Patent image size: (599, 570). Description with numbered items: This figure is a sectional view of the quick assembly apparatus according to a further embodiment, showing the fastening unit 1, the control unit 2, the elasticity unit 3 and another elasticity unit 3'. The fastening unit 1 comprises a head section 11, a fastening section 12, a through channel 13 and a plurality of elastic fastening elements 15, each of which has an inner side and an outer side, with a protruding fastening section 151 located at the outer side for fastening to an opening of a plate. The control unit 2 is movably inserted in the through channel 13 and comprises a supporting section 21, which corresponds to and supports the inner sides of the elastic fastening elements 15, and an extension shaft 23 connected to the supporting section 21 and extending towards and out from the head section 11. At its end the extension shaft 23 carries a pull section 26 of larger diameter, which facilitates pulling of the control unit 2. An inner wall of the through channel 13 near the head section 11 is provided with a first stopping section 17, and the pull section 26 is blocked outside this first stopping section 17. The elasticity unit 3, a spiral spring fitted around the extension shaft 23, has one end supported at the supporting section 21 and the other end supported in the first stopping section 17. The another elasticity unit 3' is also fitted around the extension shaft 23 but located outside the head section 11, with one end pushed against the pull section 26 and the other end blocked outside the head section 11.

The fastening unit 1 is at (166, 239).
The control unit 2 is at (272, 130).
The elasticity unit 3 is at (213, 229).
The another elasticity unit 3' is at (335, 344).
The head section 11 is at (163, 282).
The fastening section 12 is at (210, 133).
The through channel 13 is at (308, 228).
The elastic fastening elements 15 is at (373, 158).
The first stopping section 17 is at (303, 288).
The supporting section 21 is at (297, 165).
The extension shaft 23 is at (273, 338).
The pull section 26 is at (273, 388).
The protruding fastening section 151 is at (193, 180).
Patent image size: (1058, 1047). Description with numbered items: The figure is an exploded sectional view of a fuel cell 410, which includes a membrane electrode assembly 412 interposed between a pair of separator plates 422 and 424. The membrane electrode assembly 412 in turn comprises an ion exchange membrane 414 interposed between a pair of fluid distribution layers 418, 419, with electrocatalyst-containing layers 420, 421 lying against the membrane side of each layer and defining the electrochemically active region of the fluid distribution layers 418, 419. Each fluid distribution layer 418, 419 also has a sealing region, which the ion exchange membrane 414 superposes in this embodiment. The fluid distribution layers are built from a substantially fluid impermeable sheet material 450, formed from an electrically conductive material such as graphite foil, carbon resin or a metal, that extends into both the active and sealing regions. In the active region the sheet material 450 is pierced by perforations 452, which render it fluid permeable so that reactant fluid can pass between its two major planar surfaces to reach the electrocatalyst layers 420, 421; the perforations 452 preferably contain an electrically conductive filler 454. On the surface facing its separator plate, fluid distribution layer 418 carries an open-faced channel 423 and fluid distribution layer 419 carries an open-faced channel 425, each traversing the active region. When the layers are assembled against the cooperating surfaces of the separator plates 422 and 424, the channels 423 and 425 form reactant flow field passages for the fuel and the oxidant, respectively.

» What you should do: Please repeat all of the data above, substituting "section view" for "sectional view" wherever it occurs and leaving everything else unchanged.

» The response:
Patent image size: (599, 570). Description with numbered items: This figure is a section view of the quick assembly apparatus according to a further embodiment, showing the fastening unit 1, the control unit 2, the elasticity unit 3 and another elasticity unit 3'. The fastening unit 1 comprises a head section 11, a fastening section 12, a through channel 13 and a plurality of elastic fastening elements 15, each of which has an inner side and an outer side, with a protruding fastening section 151 located at the outer side for fastening to an opening of a plate. The control unit 2 is movably inserted in the through channel 13 and comprises a supporting section 21, which corresponds to and supports the inner sides of the elastic fastening elements 15, and an extension shaft 23 connected to the supporting section 21 and extending towards and out from the head section 11. At its end the extension shaft 23 carries a pull section 26 of larger diameter, which facilitates pulling of the control unit 2. An inner wall of the through channel 13 near the head section 11 is provided with a first stopping section 17, and the pull section 26 is blocked outside this first stopping section 17. The elasticity unit 3, a spiral spring fitted around the extension shaft 23, has one end supported at the supporting section 21 and the other end supported in the first stopping section 17. The another elasticity unit 3' is also fitted around the extension shaft 23 but located outside the head section 11, with one end pushed against the pull section 26 and the other end blocked outside the head section 11.

The fastening unit 1 is at (166, 239).
The control unit 2 is at (272, 130).
The elasticity unit 3 is at (213, 229).
The another elasticity unit 3' is at (335, 344).
The head section 11 is at (163, 282).
The fastening section 12 is at (210, 133).
The through channel 13 is at (308, 228).
The elastic fastening elements 15 is at (373, 158).
The first stopping section 17 is at (303, 288).
The supporting section 21 is at (297, 165).
The extension shaft 23 is at (273, 338).
The pull section 26 is at (273, 388).
The protruding fastening section 151 is at (193, 180).
Patent image size: (1058, 1047). Description with numbered items: The figure is an exploded section view of a fuel cell 410, which includes a membrane electrode assembly 412 interposed between a pair of separator plates 422 and 424. The membrane electrode assembly 412 in turn comprises an ion exchange membrane 414 interposed between a pair of fluid distribution layers 418, 419, with electrocatalyst-containing layers 420, 421 lying against the membrane side of each layer and defining the electrochemically active region of the fluid distribution layers 418, 419. Each fluid distribution layer 418, 419 also has a sealing region, which the ion exchange membrane 414 superposes in this embodiment. The fluid distribution layers are built from a substantially fluid impermeable sheet material 450, formed from an electrically conductive material such as graphite foil, carbon resin or a metal, that extends into both the active and sealing regions. In the active region the sheet material 450 is pierced by perforations 452, which render it fluid permeable so that reactant fluid can pass between its two major planar surfaces to reach the electrocatalyst layers 420, 421; the perforations 452 preferably contain an electrically conductive filler 454. On the surface facing its separator plate, fluid distribution layer 418 carries an open-faced channel 423 and fluid distribution layer 419 carries an open-faced channel 425, each traversing the active region. When the layers are assembled against the cooperating surfaces of the separator plates 422 and 424, the channels 423 and 425 form reactant flow field passages for the fuel and the oxidant, respectively.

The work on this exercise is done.